**What you will do**. Reproduce the listing below word for word, with no pictures.

(Dataset records)
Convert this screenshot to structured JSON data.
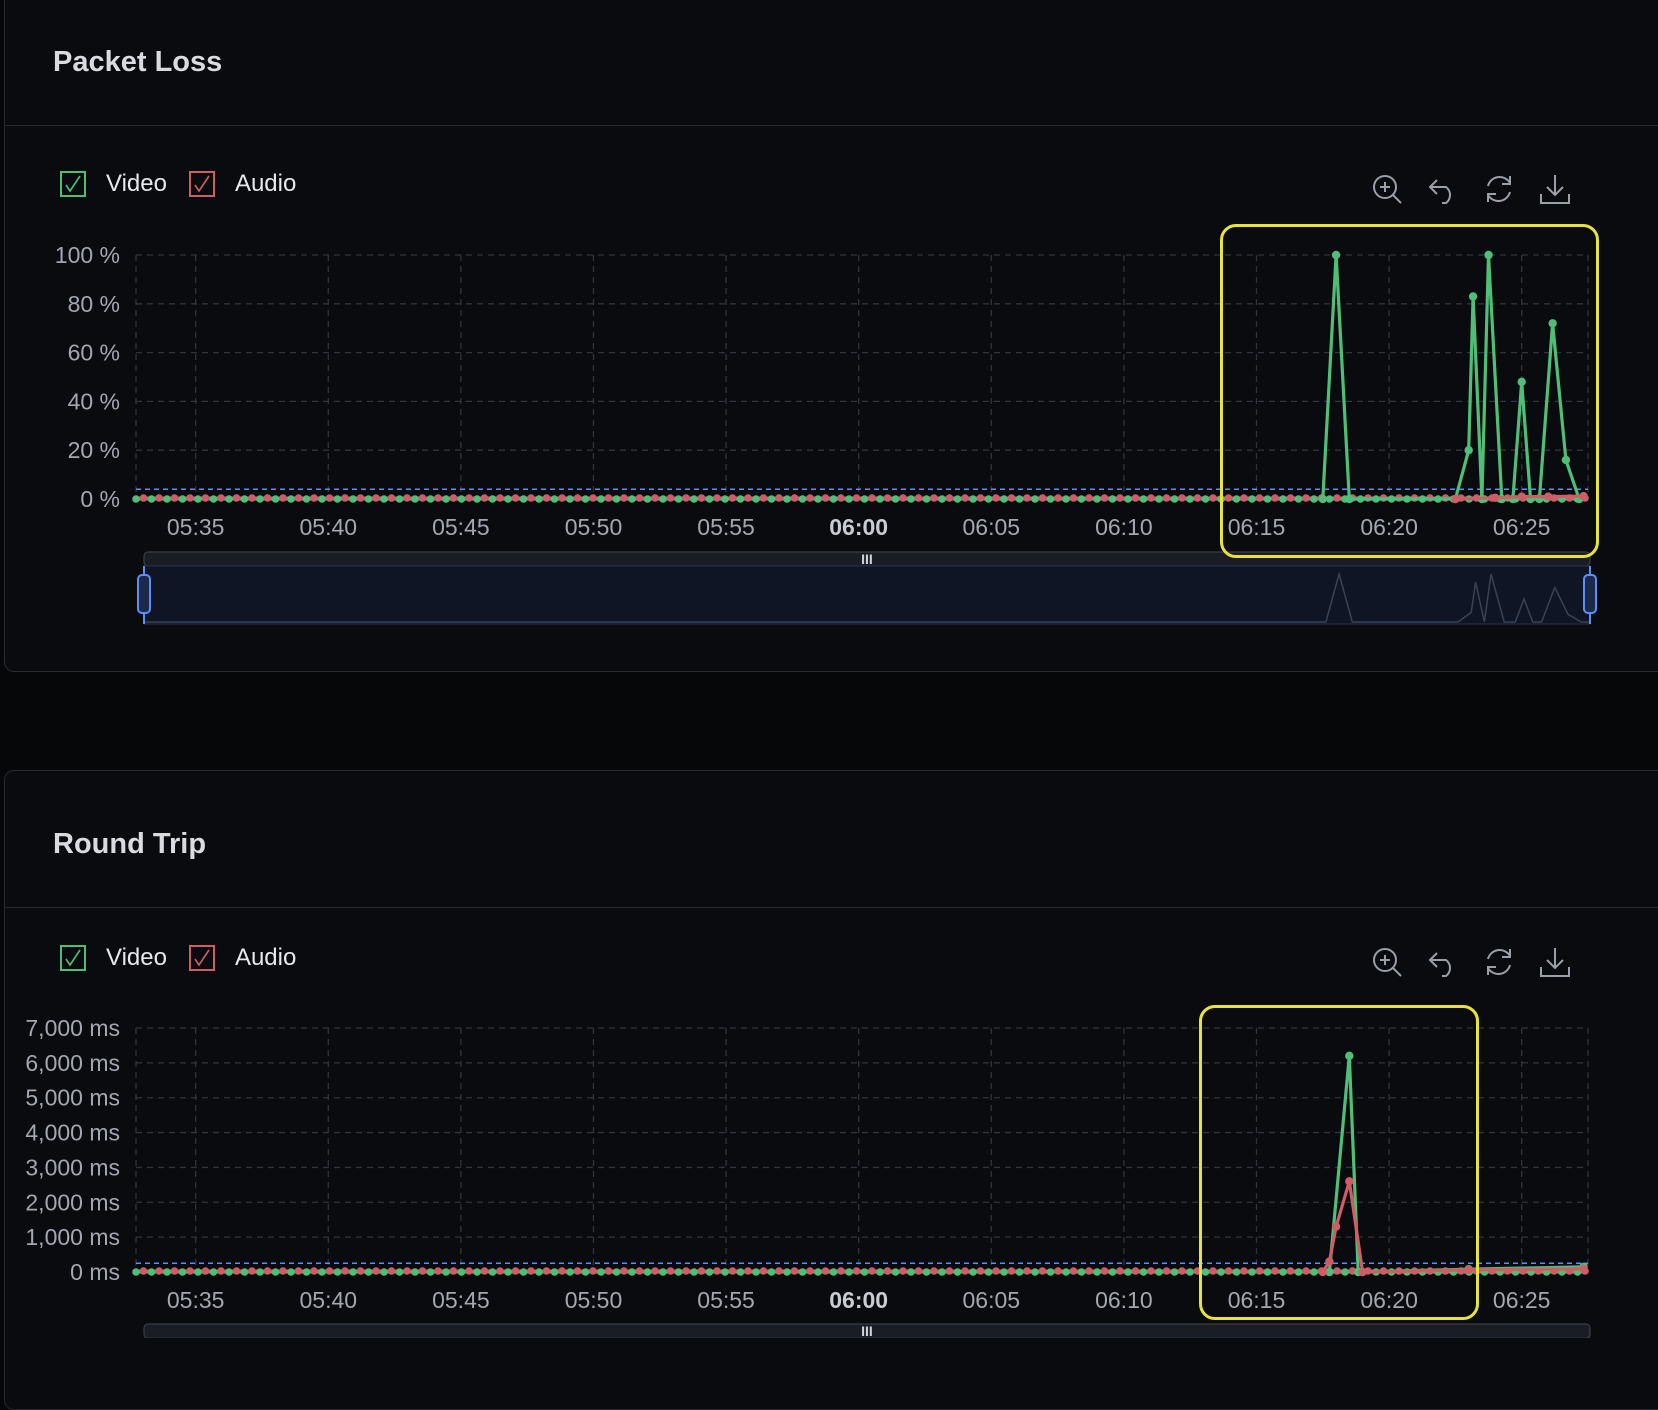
{
  "colors": {
    "video": "#4fbf78",
    "audio": "#cf5d66",
    "grid": "#31343d",
    "axis_text": "#a3a7b0",
    "highlight": "#e8e33a",
    "markline": "#5b8ff9"
  },
  "toolbox_icons": [
    "zoom-icon",
    "undo-icon",
    "refresh-icon",
    "download-icon"
  ],
  "chart_data": [
    {
      "type": "line",
      "title": "Packet Loss",
      "legend": [
        "Video",
        "Audio"
      ],
      "x_ticks": [
        "05:35",
        "05:40",
        "05:45",
        "05:50",
        "05:55",
        "06:00",
        "06:05",
        "06:10",
        "06:15",
        "06:20",
        "06:25"
      ],
      "bold_tick": "06:00",
      "y_ticks": [
        "0 %",
        "20 %",
        "40 %",
        "60 %",
        "80 %",
        "100 %"
      ],
      "ylim": [
        0,
        100
      ],
      "xlim": [
        "05:32:45",
        "06:27:30"
      ],
      "threshold": 4,
      "series": [
        {
          "name": "Video",
          "points": [
            [
              "06:17:30",
              0
            ],
            [
              "06:18:00",
              100
            ],
            [
              "06:18:30",
              0
            ],
            [
              "06:22:30",
              0
            ],
            [
              "06:23:00",
              20
            ],
            [
              "06:23:10",
              83
            ],
            [
              "06:23:30",
              0
            ],
            [
              "06:23:45",
              100
            ],
            [
              "06:24:15",
              0
            ],
            [
              "06:24:40",
              0
            ],
            [
              "06:25:00",
              48
            ],
            [
              "06:25:20",
              0
            ],
            [
              "06:25:40",
              0
            ],
            [
              "06:26:10",
              72
            ],
            [
              "06:26:40",
              16
            ],
            [
              "06:27:10",
              0
            ]
          ]
        },
        {
          "name": "Audio",
          "points": [
            [
              "06:22:30",
              0
            ],
            [
              "06:24:00",
              0.5
            ],
            [
              "06:25:00",
              1
            ],
            [
              "06:26:00",
              1
            ],
            [
              "06:27:20",
              1.2
            ]
          ]
        }
      ],
      "slider": {
        "start": 0,
        "end": 100,
        "handle_label": "III"
      }
    },
    {
      "type": "line",
      "title": "Round Trip",
      "legend": [
        "Video",
        "Audio"
      ],
      "x_ticks": [
        "05:35",
        "05:40",
        "05:45",
        "05:50",
        "05:55",
        "06:00",
        "06:05",
        "06:10",
        "06:15",
        "06:20",
        "06:25"
      ],
      "bold_tick": "06:00",
      "y_ticks": [
        "0 ms",
        "1,000 ms",
        "2,000 ms",
        "3,000 ms",
        "4,000 ms",
        "5,000 ms",
        "6,000 ms",
        "7,000 ms"
      ],
      "ylim": [
        0,
        7000
      ],
      "xlim": [
        "05:32:45",
        "06:27:30"
      ],
      "threshold": 250,
      "series": [
        {
          "name": "Video",
          "points": [
            [
              "06:17:45",
              0
            ],
            [
              "06:18:30",
              6200
            ],
            [
              "06:18:50",
              0
            ],
            [
              "06:23:00",
              80
            ],
            [
              "06:27:20",
              150
            ]
          ]
        },
        {
          "name": "Audio",
          "points": [
            [
              "06:17:30",
              0
            ],
            [
              "06:17:45",
              300
            ],
            [
              "06:18:00",
              1300
            ],
            [
              "06:18:30",
              2600
            ],
            [
              "06:19:00",
              0
            ],
            [
              "06:23:00",
              60
            ],
            [
              "06:27:20",
              90
            ]
          ]
        }
      ],
      "slider": {
        "start": 0,
        "end": 100,
        "handle_label": "III"
      }
    }
  ]
}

**Response below**.
Convert this screenshot to structured JSON data.
{
  "colors": {
    "video": "#4fbf78",
    "audio": "#cf5d66",
    "grid": "#31343d",
    "axis_text": "#a3a7b0",
    "highlight": "#e8e33a",
    "markline": "#5b8ff9"
  },
  "toolbox_icons": [
    "zoom-icon",
    "undo-icon",
    "refresh-icon",
    "download-icon"
  ],
  "chart_data": [
    {
      "type": "line",
      "title": "Packet Loss",
      "legend": [
        "Video",
        "Audio"
      ],
      "x_ticks": [
        "05:35",
        "05:40",
        "05:45",
        "05:50",
        "05:55",
        "06:00",
        "06:05",
        "06:10",
        "06:15",
        "06:20",
        "06:25"
      ],
      "bold_tick": "06:00",
      "y_ticks": [
        "0 %",
        "20 %",
        "40 %",
        "60 %",
        "80 %",
        "100 %"
      ],
      "ylim": [
        0,
        100
      ],
      "xlim": [
        "05:32:45",
        "06:27:30"
      ],
      "threshold": 4,
      "series": [
        {
          "name": "Video",
          "points": [
            [
              "06:17:30",
              0
            ],
            [
              "06:18:00",
              100
            ],
            [
              "06:18:30",
              0
            ],
            [
              "06:22:30",
              0
            ],
            [
              "06:23:00",
              20
            ],
            [
              "06:23:10",
              83
            ],
            [
              "06:23:30",
              0
            ],
            [
              "06:23:45",
              100
            ],
            [
              "06:24:15",
              0
            ],
            [
              "06:24:40",
              0
            ],
            [
              "06:25:00",
              48
            ],
            [
              "06:25:20",
              0
            ],
            [
              "06:25:40",
              0
            ],
            [
              "06:26:10",
              72
            ],
            [
              "06:26:40",
              16
            ],
            [
              "06:27:10",
              0
            ]
          ]
        },
        {
          "name": "Audio",
          "points": [
            [
              "06:22:30",
              0
            ],
            [
              "06:24:00",
              0.5
            ],
            [
              "06:25:00",
              1
            ],
            [
              "06:26:00",
              1
            ],
            [
              "06:27:20",
              1.2
            ]
          ]
        }
      ],
      "slider": {
        "start": 0,
        "end": 100,
        "handle_label": "III"
      }
    },
    {
      "type": "line",
      "title": "Round Trip",
      "legend": [
        "Video",
        "Audio"
      ],
      "x_ticks": [
        "05:35",
        "05:40",
        "05:45",
        "05:50",
        "05:55",
        "06:00",
        "06:05",
        "06:10",
        "06:15",
        "06:20",
        "06:25"
      ],
      "bold_tick": "06:00",
      "y_ticks": [
        "0 ms",
        "1,000 ms",
        "2,000 ms",
        "3,000 ms",
        "4,000 ms",
        "5,000 ms",
        "6,000 ms",
        "7,000 ms"
      ],
      "ylim": [
        0,
        7000
      ],
      "xlim": [
        "05:32:45",
        "06:27:30"
      ],
      "threshold": 250,
      "series": [
        {
          "name": "Video",
          "points": [
            [
              "06:17:45",
              0
            ],
            [
              "06:18:30",
              6200
            ],
            [
              "06:18:50",
              0
            ],
            [
              "06:23:00",
              80
            ],
            [
              "06:27:20",
              150
            ]
          ]
        },
        {
          "name": "Audio",
          "points": [
            [
              "06:17:30",
              0
            ],
            [
              "06:17:45",
              300
            ],
            [
              "06:18:00",
              1300
            ],
            [
              "06:18:30",
              2600
            ],
            [
              "06:19:00",
              0
            ],
            [
              "06:23:00",
              60
            ],
            [
              "06:27:20",
              90
            ]
          ]
        }
      ],
      "slider": {
        "start": 0,
        "end": 100,
        "handle_label": "III"
      }
    }
  ]
}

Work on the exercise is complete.